▶ Goal: Restate, word for word, all of the material shown below.

# Start of Input material

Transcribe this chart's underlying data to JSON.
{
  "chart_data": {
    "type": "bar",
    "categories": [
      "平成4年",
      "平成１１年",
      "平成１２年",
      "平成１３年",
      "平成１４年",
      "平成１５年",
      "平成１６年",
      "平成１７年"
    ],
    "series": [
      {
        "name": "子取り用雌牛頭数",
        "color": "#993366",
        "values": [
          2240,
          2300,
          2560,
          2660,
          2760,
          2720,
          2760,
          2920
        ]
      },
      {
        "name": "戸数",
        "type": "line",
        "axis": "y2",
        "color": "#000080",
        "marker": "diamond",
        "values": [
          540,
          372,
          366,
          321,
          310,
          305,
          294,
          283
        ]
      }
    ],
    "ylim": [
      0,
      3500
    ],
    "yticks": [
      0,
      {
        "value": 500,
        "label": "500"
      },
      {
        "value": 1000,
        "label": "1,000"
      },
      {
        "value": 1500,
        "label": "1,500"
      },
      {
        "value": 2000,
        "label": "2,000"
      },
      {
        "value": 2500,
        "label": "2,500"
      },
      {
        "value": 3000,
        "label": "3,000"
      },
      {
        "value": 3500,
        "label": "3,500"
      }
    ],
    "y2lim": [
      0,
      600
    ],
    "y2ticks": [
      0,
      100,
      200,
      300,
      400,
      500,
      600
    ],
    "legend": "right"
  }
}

# End of Input material

▶ Result for this task:
Transcribe this chart's underlying data to JSON.
{
  "chart_data": {
    "type": "bar",
    "categories": [
      "平成4年",
      "平成１１年",
      "平成１２年",
      "平成１３年",
      "平成１４年",
      "平成１５年",
      "平成１６年",
      "平成１７年"
    ],
    "series": [
      {
        "name": "子取り用雌牛頭数",
        "color": "#993366",
        "values": [
          2240,
          2300,
          2560,
          2660,
          2760,
          2720,
          2760,
          2920
        ]
      },
      {
        "name": "戸数",
        "type": "line",
        "axis": "y2",
        "color": "#000080",
        "marker": "diamond",
        "values": [
          540,
          372,
          366,
          321,
          310,
          305,
          294,
          283
        ]
      }
    ],
    "ylim": [
      0,
      3500
    ],
    "yticks": [
      0,
      {
        "value": 500,
        "label": "500"
      },
      {
        "value": 1000,
        "label": "1,000"
      },
      {
        "value": 1500,
        "label": "1,500"
      },
      {
        "value": 2000,
        "label": "2,000"
      },
      {
        "value": 2500,
        "label": "2,500"
      },
      {
        "value": 3000,
        "label": "3,000"
      },
      {
        "value": 3500,
        "label": "3,500"
      }
    ],
    "y2lim": [
      0,
      600
    ],
    "y2ticks": [
      0,
      100,
      200,
      300,
      400,
      500,
      600
    ],
    "legend": "right"
  }
}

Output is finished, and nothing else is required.